▸ **Work to be completed**: Tally the lines of the records below that include the word "SARS", and write down only that tally.

Entries from a visual dataset
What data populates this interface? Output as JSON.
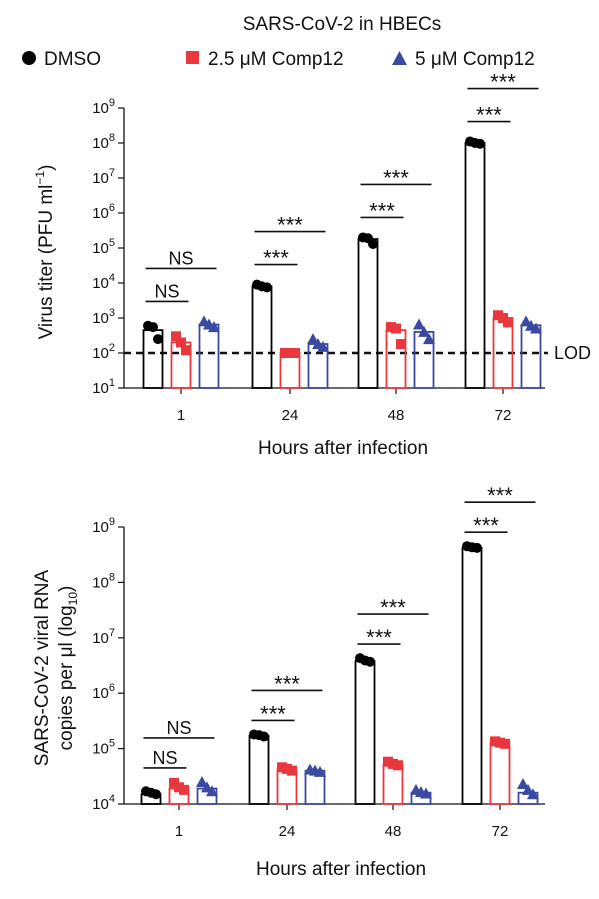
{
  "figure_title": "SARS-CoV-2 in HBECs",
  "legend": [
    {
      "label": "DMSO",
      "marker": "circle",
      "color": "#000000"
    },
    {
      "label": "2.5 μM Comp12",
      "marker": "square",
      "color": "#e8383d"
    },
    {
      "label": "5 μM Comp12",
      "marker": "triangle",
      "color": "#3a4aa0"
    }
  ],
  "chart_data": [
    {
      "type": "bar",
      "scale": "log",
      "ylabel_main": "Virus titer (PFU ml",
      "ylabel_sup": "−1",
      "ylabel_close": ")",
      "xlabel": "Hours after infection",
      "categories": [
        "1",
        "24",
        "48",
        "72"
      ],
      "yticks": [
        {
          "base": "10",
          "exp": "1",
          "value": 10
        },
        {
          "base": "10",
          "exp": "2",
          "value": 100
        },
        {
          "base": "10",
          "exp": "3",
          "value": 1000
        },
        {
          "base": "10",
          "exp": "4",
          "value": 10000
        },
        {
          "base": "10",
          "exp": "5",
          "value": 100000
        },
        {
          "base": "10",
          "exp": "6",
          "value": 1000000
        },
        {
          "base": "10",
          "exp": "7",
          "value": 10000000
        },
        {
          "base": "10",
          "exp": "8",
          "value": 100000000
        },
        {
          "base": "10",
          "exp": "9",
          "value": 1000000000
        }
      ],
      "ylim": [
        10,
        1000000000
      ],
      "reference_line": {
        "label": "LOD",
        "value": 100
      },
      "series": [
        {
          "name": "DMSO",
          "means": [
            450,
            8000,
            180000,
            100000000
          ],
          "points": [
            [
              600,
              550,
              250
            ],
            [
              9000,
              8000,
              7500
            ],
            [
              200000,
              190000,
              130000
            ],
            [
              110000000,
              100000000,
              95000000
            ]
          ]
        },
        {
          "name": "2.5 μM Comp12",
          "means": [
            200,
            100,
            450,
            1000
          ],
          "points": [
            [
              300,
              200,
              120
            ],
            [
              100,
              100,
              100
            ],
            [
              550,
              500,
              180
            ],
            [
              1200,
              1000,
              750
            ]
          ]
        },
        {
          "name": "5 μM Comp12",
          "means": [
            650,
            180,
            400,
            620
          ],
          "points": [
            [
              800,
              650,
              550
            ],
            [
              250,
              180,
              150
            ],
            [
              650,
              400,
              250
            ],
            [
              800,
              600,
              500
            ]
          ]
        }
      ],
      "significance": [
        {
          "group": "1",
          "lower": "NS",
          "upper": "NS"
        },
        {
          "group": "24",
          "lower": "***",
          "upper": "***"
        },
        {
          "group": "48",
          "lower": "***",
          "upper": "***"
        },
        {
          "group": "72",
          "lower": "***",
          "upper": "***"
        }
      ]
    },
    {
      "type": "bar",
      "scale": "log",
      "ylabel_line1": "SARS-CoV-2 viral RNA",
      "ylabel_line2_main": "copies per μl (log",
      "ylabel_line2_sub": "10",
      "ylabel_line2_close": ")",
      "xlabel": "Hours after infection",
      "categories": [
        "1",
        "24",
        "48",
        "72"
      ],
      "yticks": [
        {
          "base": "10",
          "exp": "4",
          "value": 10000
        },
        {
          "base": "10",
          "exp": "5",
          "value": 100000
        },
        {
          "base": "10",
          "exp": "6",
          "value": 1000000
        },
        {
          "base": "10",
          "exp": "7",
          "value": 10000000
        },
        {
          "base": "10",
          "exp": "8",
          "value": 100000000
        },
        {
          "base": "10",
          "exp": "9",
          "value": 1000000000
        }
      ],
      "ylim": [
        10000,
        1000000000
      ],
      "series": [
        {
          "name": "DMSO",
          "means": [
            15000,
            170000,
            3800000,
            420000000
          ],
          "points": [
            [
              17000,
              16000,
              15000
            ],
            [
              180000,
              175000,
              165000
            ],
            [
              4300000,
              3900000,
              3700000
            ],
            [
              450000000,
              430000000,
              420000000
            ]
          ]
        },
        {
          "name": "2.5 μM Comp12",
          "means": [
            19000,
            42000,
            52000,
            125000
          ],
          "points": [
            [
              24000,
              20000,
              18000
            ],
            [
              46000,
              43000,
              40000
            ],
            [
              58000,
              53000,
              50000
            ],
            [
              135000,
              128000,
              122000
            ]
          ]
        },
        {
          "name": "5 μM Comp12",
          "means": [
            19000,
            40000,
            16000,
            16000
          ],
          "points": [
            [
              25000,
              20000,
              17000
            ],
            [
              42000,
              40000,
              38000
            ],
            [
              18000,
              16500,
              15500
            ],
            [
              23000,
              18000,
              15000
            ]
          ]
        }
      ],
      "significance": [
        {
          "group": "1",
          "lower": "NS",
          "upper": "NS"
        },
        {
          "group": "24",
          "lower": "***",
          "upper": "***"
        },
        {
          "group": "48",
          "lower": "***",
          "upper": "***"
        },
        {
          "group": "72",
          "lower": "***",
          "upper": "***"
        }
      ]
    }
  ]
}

---

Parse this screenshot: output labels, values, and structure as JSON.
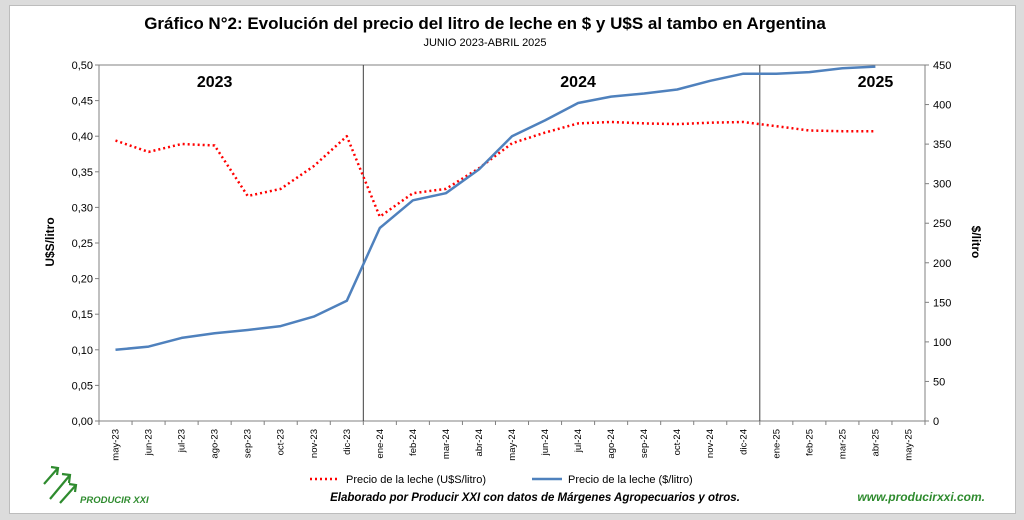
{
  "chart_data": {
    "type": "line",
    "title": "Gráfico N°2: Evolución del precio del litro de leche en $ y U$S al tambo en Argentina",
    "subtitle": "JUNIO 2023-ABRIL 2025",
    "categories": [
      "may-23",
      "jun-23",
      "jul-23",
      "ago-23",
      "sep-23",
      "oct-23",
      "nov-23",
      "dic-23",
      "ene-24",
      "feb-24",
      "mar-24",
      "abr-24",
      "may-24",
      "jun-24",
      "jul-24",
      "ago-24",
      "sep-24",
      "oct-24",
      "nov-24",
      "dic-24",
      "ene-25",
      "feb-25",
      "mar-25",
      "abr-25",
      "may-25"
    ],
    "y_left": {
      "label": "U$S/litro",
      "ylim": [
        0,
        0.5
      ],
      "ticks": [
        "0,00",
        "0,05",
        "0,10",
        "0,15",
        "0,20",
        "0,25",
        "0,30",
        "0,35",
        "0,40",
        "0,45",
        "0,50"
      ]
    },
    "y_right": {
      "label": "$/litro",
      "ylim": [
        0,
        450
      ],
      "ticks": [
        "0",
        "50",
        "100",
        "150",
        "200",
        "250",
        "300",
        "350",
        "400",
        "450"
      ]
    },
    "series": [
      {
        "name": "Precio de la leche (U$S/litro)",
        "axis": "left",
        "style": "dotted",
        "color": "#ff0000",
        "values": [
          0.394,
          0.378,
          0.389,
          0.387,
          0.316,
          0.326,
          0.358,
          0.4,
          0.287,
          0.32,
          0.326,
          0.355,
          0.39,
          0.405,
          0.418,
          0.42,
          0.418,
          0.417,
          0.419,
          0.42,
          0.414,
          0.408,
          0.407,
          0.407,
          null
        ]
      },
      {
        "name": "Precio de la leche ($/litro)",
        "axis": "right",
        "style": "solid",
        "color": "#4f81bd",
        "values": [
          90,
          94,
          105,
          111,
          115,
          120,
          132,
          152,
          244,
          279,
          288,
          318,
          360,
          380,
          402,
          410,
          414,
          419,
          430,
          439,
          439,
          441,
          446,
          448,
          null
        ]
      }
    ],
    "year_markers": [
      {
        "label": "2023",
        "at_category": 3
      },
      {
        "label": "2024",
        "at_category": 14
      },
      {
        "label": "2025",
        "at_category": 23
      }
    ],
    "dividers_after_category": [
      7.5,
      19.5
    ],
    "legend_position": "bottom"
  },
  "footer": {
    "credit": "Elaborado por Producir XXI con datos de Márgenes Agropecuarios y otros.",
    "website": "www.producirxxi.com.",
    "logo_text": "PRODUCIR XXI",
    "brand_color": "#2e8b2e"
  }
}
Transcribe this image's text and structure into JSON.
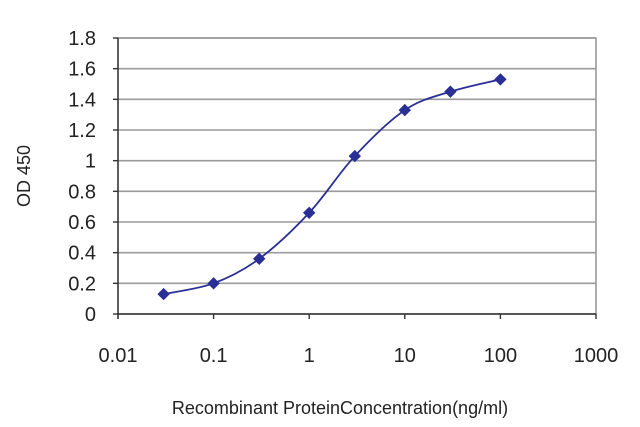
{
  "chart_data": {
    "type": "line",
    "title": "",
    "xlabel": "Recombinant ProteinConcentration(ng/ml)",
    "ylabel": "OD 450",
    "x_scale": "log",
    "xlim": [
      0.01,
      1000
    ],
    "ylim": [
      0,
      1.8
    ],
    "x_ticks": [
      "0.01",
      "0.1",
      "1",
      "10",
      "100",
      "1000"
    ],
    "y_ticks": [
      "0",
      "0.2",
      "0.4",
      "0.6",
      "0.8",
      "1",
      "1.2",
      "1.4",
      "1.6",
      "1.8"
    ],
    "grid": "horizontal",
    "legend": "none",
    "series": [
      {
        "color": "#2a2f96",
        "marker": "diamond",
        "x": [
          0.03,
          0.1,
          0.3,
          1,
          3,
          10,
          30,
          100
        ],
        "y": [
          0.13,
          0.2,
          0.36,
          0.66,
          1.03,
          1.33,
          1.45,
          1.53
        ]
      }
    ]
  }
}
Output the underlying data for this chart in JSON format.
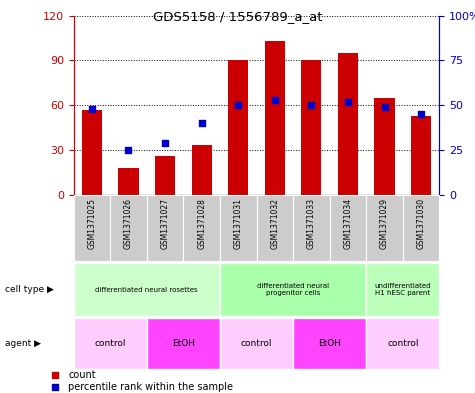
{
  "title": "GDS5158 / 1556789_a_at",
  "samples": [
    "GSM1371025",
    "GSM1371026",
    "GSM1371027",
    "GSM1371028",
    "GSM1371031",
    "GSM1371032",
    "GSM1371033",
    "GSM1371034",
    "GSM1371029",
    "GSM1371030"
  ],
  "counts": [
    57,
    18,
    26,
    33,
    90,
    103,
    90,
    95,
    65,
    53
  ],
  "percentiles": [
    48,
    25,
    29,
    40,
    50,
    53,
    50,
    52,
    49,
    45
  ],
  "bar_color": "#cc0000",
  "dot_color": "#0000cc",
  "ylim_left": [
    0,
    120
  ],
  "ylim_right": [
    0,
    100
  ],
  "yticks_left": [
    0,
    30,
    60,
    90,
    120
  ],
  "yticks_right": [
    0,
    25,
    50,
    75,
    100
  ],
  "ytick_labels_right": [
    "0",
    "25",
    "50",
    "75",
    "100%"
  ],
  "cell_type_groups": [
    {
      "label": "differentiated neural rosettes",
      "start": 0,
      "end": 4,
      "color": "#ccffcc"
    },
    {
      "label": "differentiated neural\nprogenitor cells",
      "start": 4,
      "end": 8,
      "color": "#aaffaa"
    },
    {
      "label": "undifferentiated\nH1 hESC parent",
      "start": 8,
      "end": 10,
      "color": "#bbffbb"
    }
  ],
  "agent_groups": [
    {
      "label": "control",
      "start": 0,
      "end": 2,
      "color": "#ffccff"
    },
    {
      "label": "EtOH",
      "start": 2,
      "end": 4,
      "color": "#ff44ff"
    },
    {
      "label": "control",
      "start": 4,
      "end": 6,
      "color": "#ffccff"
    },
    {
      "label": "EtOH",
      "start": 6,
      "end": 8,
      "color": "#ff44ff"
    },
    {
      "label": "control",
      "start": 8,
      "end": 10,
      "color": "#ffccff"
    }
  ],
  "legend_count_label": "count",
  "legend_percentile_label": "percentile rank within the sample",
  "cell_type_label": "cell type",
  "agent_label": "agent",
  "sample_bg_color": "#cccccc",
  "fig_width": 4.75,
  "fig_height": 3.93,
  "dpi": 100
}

▸ **Reply**: 2